══ Supplied entries
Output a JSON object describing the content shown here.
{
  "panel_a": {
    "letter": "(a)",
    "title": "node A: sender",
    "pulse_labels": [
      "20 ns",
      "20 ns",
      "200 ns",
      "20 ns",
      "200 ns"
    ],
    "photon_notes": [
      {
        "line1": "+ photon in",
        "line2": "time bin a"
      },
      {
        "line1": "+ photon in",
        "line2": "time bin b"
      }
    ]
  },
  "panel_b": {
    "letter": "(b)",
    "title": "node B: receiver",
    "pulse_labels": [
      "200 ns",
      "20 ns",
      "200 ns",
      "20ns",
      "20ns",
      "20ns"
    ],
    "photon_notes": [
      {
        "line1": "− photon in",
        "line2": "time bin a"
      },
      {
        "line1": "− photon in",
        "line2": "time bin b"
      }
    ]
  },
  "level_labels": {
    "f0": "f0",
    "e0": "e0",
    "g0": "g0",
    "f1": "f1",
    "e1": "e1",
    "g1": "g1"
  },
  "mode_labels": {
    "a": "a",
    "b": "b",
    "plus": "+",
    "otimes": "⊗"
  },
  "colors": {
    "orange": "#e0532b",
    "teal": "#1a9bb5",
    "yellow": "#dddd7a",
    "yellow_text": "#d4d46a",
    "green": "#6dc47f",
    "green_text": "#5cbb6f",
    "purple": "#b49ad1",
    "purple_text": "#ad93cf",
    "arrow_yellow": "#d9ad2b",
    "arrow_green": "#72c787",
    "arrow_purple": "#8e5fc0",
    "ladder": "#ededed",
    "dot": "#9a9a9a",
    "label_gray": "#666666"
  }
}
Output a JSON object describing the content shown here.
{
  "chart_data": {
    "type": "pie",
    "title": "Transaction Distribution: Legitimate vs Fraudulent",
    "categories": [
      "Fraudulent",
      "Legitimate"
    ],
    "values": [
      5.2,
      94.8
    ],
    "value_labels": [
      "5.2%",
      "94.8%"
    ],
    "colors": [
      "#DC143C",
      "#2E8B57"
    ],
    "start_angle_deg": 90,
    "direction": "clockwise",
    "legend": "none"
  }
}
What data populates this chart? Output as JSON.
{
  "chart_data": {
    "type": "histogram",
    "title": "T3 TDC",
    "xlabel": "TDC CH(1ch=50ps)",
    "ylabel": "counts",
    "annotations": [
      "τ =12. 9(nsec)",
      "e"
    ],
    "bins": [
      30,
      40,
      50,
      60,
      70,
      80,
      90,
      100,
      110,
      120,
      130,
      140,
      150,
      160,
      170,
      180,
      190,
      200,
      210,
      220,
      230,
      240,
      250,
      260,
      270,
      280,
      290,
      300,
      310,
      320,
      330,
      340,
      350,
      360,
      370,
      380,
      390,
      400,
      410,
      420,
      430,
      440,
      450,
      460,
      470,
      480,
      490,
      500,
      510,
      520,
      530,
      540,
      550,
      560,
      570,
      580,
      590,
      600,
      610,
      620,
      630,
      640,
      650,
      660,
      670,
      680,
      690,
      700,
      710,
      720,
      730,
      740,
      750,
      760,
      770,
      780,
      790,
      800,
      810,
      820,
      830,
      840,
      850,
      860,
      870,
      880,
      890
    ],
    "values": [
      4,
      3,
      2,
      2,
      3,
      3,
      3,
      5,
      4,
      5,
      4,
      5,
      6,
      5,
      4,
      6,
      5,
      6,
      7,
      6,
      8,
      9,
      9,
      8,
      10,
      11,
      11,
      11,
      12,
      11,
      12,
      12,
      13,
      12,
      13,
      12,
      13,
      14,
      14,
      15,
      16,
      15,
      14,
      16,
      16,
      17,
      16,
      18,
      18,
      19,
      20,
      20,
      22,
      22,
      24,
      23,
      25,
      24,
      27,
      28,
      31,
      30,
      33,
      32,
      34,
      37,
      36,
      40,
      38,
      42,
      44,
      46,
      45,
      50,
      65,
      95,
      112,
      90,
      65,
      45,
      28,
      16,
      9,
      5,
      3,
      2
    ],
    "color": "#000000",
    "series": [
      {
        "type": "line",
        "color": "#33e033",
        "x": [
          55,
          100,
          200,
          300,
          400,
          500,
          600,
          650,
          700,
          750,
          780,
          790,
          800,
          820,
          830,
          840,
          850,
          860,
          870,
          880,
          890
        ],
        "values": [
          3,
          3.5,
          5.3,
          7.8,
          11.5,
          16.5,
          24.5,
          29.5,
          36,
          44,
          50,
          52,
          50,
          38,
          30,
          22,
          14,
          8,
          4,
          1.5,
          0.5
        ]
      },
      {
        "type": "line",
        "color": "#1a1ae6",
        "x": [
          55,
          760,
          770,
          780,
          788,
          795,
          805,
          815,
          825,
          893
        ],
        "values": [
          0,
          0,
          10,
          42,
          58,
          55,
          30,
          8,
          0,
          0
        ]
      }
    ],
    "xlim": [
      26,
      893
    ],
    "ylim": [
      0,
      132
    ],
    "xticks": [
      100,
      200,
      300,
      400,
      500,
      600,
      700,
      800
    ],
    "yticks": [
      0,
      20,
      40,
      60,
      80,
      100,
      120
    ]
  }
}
════
* [Work required]:
Quote the listing in full, please, keeping every line exact.

* [Correct result]:
Output a JSON object describing the content shown here.
{
  "panel_a": {
    "letter": "(a)",
    "title": "node A: sender",
    "pulse_labels": [
      "20 ns",
      "20 ns",
      "200 ns",
      "20 ns",
      "200 ns"
    ],
    "photon_notes": [
      {
        "line1": "+ photon in",
        "line2": "time bin a"
      },
      {
        "line1": "+ photon in",
        "line2": "time bin b"
      }
    ]
  },
  "panel_b": {
    "letter": "(b)",
    "title": "node B: receiver",
    "pulse_labels": [
      "200 ns",
      "20 ns",
      "200 ns",
      "20ns",
      "20ns",
      "20ns"
    ],
    "photon_notes": [
      {
        "line1": "− photon in",
        "line2": "time bin a"
      },
      {
        "line1": "− photon in",
        "line2": "time bin b"
      }
    ]
  },
  "level_labels": {
    "f0": "f0",
    "e0": "e0",
    "g0": "g0",
    "f1": "f1",
    "e1": "e1",
    "g1": "g1"
  },
  "mode_labels": {
    "a": "a",
    "b": "b",
    "plus": "+",
    "otimes": "⊗"
  },
  "colors": {
    "orange": "#e0532b",
    "teal": "#1a9bb5",
    "yellow": "#dddd7a",
    "yellow_text": "#d4d46a",
    "green": "#6dc47f",
    "green_text": "#5cbb6f",
    "purple": "#b49ad1",
    "purple_text": "#ad93cf",
    "arrow_yellow": "#d9ad2b",
    "arrow_green": "#72c787",
    "arrow_purple": "#8e5fc0",
    "ladder": "#ededed",
    "dot": "#9a9a9a",
    "label_gray": "#666666"
  }
}
Output a JSON object describing the content shown here.
{
  "chart_data": {
    "type": "pie",
    "title": "Transaction Distribution: Legitimate vs Fraudulent",
    "categories": [
      "Fraudulent",
      "Legitimate"
    ],
    "values": [
      5.2,
      94.8
    ],
    "value_labels": [
      "5.2%",
      "94.8%"
    ],
    "colors": [
      "#DC143C",
      "#2E8B57"
    ],
    "start_angle_deg": 90,
    "direction": "clockwise",
    "legend": "none"
  }
}
What data populates this chart? Output as JSON.
{
  "chart_data": {
    "type": "histogram",
    "title": "T3 TDC",
    "xlabel": "TDC CH(1ch=50ps)",
    "ylabel": "counts",
    "annotations": [
      "τ =12. 9(nsec)",
      "e"
    ],
    "bins": [
      30,
      40,
      50,
      60,
      70,
      80,
      90,
      100,
      110,
      120,
      130,
      140,
      150,
      160,
      170,
      180,
      190,
      200,
      210,
      220,
      230,
      240,
      250,
      260,
      270,
      280,
      290,
      300,
      310,
      320,
      330,
      340,
      350,
      360,
      370,
      380,
      390,
      400,
      410,
      420,
      430,
      440,
      450,
      460,
      470,
      480,
      490,
      500,
      510,
      520,
      530,
      540,
      550,
      560,
      570,
      580,
      590,
      600,
      610,
      620,
      630,
      640,
      650,
      660,
      670,
      680,
      690,
      700,
      710,
      720,
      730,
      740,
      750,
      760,
      770,
      780,
      790,
      800,
      810,
      820,
      830,
      840,
      850,
      860,
      870,
      880,
      890
    ],
    "values": [
      4,
      3,
      2,
      2,
      3,
      3,
      3,
      5,
      4,
      5,
      4,
      5,
      6,
      5,
      4,
      6,
      5,
      6,
      7,
      6,
      8,
      9,
      9,
      8,
      10,
      11,
      11,
      11,
      12,
      11,
      12,
      12,
      13,
      12,
      13,
      12,
      13,
      14,
      14,
      15,
      16,
      15,
      14,
      16,
      16,
      17,
      16,
      18,
      18,
      19,
      20,
      20,
      22,
      22,
      24,
      23,
      25,
      24,
      27,
      28,
      31,
      30,
      33,
      32,
      34,
      37,
      36,
      40,
      38,
      42,
      44,
      46,
      45,
      50,
      65,
      95,
      112,
      90,
      65,
      45,
      28,
      16,
      9,
      5,
      3,
      2
    ],
    "color": "#000000",
    "series": [
      {
        "type": "line",
        "color": "#33e033",
        "x": [
          55,
          100,
          200,
          300,
          400,
          500,
          600,
          650,
          700,
          750,
          780,
          790,
          800,
          820,
          830,
          840,
          850,
          860,
          870,
          880,
          890
        ],
        "values": [
          3,
          3.5,
          5.3,
          7.8,
          11.5,
          16.5,
          24.5,
          29.5,
          36,
          44,
          50,
          52,
          50,
          38,
          30,
          22,
          14,
          8,
          4,
          1.5,
          0.5
        ]
      },
      {
        "type": "line",
        "color": "#1a1ae6",
        "x": [
          55,
          760,
          770,
          780,
          788,
          795,
          805,
          815,
          825,
          893
        ],
        "values": [
          0,
          0,
          10,
          42,
          58,
          55,
          30,
          8,
          0,
          0
        ]
      }
    ],
    "xlim": [
      26,
      893
    ],
    "ylim": [
      0,
      132
    ],
    "xticks": [
      100,
      200,
      300,
      400,
      500,
      600,
      700,
      800
    ],
    "yticks": [
      0,
      20,
      40,
      60,
      80,
      100,
      120
    ]
  }
}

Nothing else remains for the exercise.